Stated task: In full and without alteration, give the listing again.

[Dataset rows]

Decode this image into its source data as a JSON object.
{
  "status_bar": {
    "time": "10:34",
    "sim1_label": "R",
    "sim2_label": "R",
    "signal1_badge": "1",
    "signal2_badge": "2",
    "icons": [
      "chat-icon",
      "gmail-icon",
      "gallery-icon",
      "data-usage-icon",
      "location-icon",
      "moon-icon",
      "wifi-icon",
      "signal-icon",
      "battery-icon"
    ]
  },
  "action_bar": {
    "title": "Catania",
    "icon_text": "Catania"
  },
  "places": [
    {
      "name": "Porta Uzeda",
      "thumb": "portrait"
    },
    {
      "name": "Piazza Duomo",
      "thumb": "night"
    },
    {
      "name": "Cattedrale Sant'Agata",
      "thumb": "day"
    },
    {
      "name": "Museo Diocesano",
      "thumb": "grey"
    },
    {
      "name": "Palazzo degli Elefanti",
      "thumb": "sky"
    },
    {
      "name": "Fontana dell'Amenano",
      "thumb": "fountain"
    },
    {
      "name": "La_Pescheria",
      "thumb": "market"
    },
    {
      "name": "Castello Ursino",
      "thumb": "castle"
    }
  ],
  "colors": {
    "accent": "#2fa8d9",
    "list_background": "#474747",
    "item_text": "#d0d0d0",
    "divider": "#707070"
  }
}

Expected output:
Decode this image into its source data as a JSON object.
{
  "status_bar": {
    "time": "10:34",
    "sim1_label": "R",
    "sim2_label": "R",
    "signal1_badge": "1",
    "signal2_badge": "2",
    "icons": [
      "chat-icon",
      "gmail-icon",
      "gallery-icon",
      "data-usage-icon",
      "location-icon",
      "moon-icon",
      "wifi-icon",
      "signal-icon",
      "battery-icon"
    ]
  },
  "action_bar": {
    "title": "Catania",
    "icon_text": "Catania"
  },
  "places": [
    {
      "name": "Porta Uzeda",
      "thumb": "portrait"
    },
    {
      "name": "Piazza Duomo",
      "thumb": "night"
    },
    {
      "name": "Cattedrale Sant'Agata",
      "thumb": "day"
    },
    {
      "name": "Museo Diocesano",
      "thumb": "grey"
    },
    {
      "name": "Palazzo degli Elefanti",
      "thumb": "sky"
    },
    {
      "name": "Fontana dell'Amenano",
      "thumb": "fountain"
    },
    {
      "name": "La_Pescheria",
      "thumb": "market"
    },
    {
      "name": "Castello Ursino",
      "thumb": "castle"
    }
  ],
  "colors": {
    "accent": "#2fa8d9",
    "list_background": "#474747",
    "item_text": "#d0d0d0",
    "divider": "#707070"
  }
}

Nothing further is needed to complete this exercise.